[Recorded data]
---

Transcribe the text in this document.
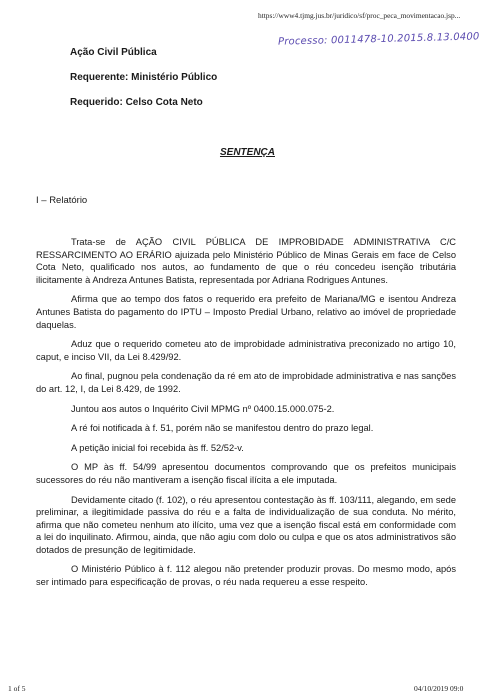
https://www4.tjmg.jus.br/juridico/sf/proc_peca_movimentacao.jsp...
Processo: 0011478-10.2015.8.13.0400
Ação Civil Pública
Requerente: Ministério Público
Requerido: Celso Cota Neto
SENTENÇA
I – Relatório

Trata-se de AÇÃO CIVIL PÚBLICA DE IMPROBIDADE ADMINISTRATIVA C/C RESSARCIMENTO AO ERÁRIO ajuizada pelo Ministério Público de Minas Gerais em face de Celso Cota Neto, qualificado nos autos, ao fundamento de que o réu concedeu isenção tributária ilicitamente à Andreza Antunes Batista, representada por Adriana Rodrigues Antunes.

Afirma que ao tempo dos fatos o requerido era prefeito de Mariana/MG e isentou Andreza Antunes Batista do pagamento do IPTU – Imposto Predial Urbano, relativo ao imóvel de propriedade daquelas.

Aduz que o requerido cometeu ato de improbidade administrativa preconizado no artigo 10, caput, e inciso VII, da Lei 8.429/92.

Ao final, pugnou pela condenação da ré em ato de improbidade administrativa e nas sanções do art. 12, I, da Lei 8.429, de 1992.

Juntou aos autos o Inquérito Civil MPMG nº 0400.15.000.075-2.

A ré foi notificada à f. 51, porém não se manifestou dentro do prazo legal.

A petição inicial foi recebida às ff. 52/52-v.

O MP às ff. 54/99 apresentou documentos comprovando que os prefeitos municipais sucessores do réu não mantiveram a isenção fiscal ilícita a ele imputada.

Devidamente citado (f. 102), o réu apresentou contestação às ff. 103/111, alegando, em sede preliminar, a ilegitimidade passiva do réu e a falta de individualização de sua conduta. No mérito, afirma que não cometeu nenhum ato ilícito, uma vez que a isenção fiscal está em conformidade com a lei do inquilinato. Afirmou, ainda, que não agiu com dolo ou culpa e que os atos administrativos são dotados de presunção de legitimidade.

O Ministério Público à f. 112 alegou não pretender produzir provas. Do mesmo modo, após ser intimado para especificação de provas, o réu nada requereu a esse respeito.

1 of 5	04/10/2019 09:0
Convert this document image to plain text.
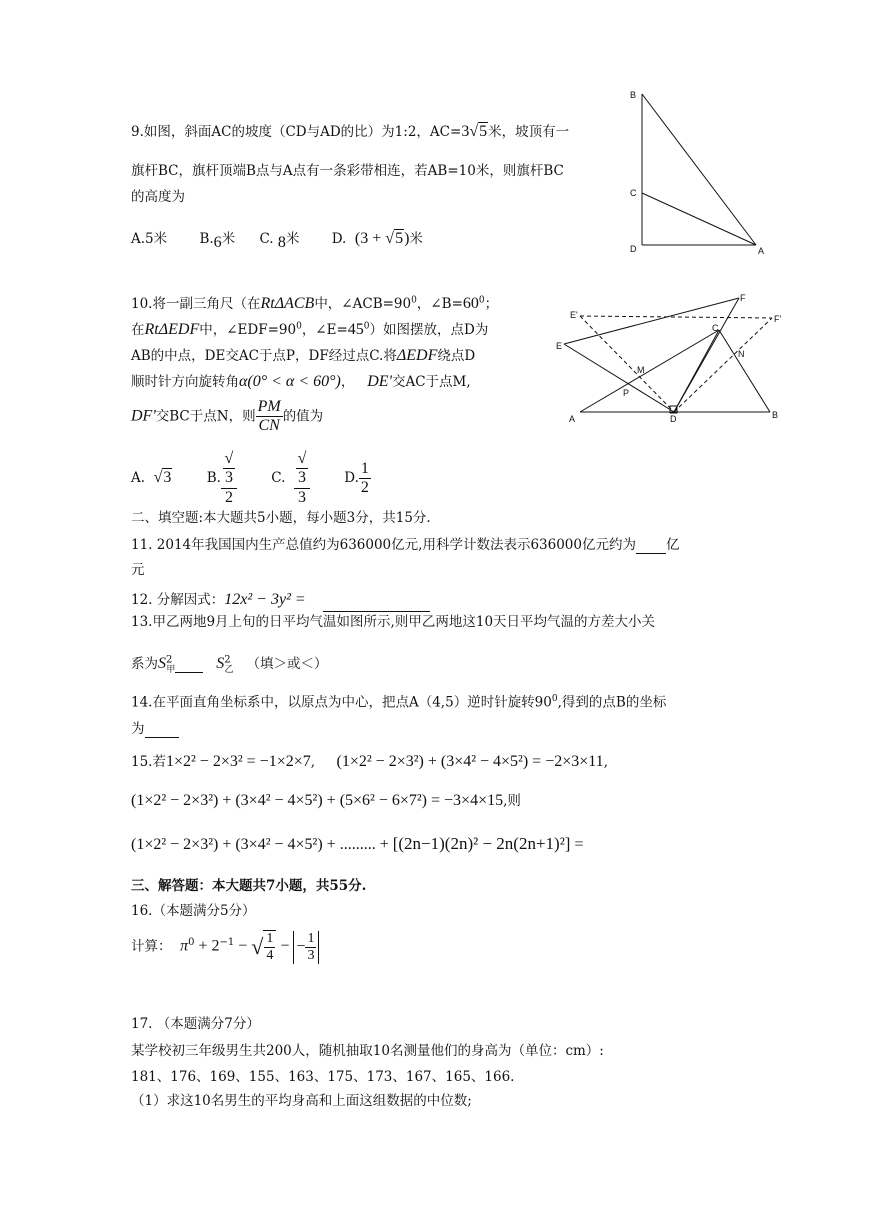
9.如图，斜面AC的坡度（CD与AD的比）为1:2，AC=3√5米，坡顶有一
旗杆BC，旗杆顶端B点与A点有一条彩带相连，若AB=10米，则旗杆BC
的高度为
A.5米 B.6米 C. 8米 D. (3 + √5)米
B
C
D	A
10.将一副三角尺（在RtΔACB中，$\angle ACB=90^0$，$\angle B=60^0$；
在RtΔEDF中，$\angle EDF=90^0$，$\angle E=45^0$）如图摆放，点D为
AB的中点，DE交AC于点P，DF经过点C.将ΔEDF绕点D
顺时针方向旋转角α(0° < α < 60°)， DE'交AC于点M,
DF'交BC于点N，则 $\frac{PM}{CN}$ 的值为
A. √3	B. √
3
2	C. √
3
3	D. $\frac{1}{2}$
F
E'	F'
C
E
M
N
P
A	D	B
二、填空题:本大题共5小题，每小题3分，共15分.
11. 2014年我国国内生产总值约为636000亿元,用科学计数法表示636000亿元约为 亿
元
12. 分解因式：12x² − 3y² =
13.甲乙两地9月上旬的日平均气温如图所示,则甲乙两地这10天日平均气温的方差大小关
系为$S^2_甲$	$S^2_乙$ （填＞或＜）
14.在平面直角坐标系中，以原点为中心，把点A（4,5）逆时针旋转$90^0$,得到的点B的坐标
为
15.若1×2² − 2×3² = −1×2×7, (1×2² − 2×3²) + (3×4² − 4×5²) = −2×3×11,
(1×2² − 2×3²) + (3×4² − 4×5²) + (5×6² − 6×7²) = −3×4×15,则
(1×2² − 2×3²) + (3×4² − 4×5²) + ......... + [(2n−1)(2n)² − 2n(2n+1)²] =
三、解答题：本大题共7小题，共55分.
16.（本题满分5分）
计算： $\pi^0 + 2^{-1}$ − √ $\frac{1}{4}$ − − $\frac{1}{3}$
17. （本题满分7分）
某学校初三年级男生共200人，随机抽取10名测量他们的身高为（单位：cm）:
181、176、169、155、163、175、173、167、165、166.
（1）求这10名男生的平均身高和上面这组数据的中位数;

---

**DIRECTIONS:**
Determine how many lines in the data above contain the string "this". Give nothing except the number.

**ANSWER BELOW:**
2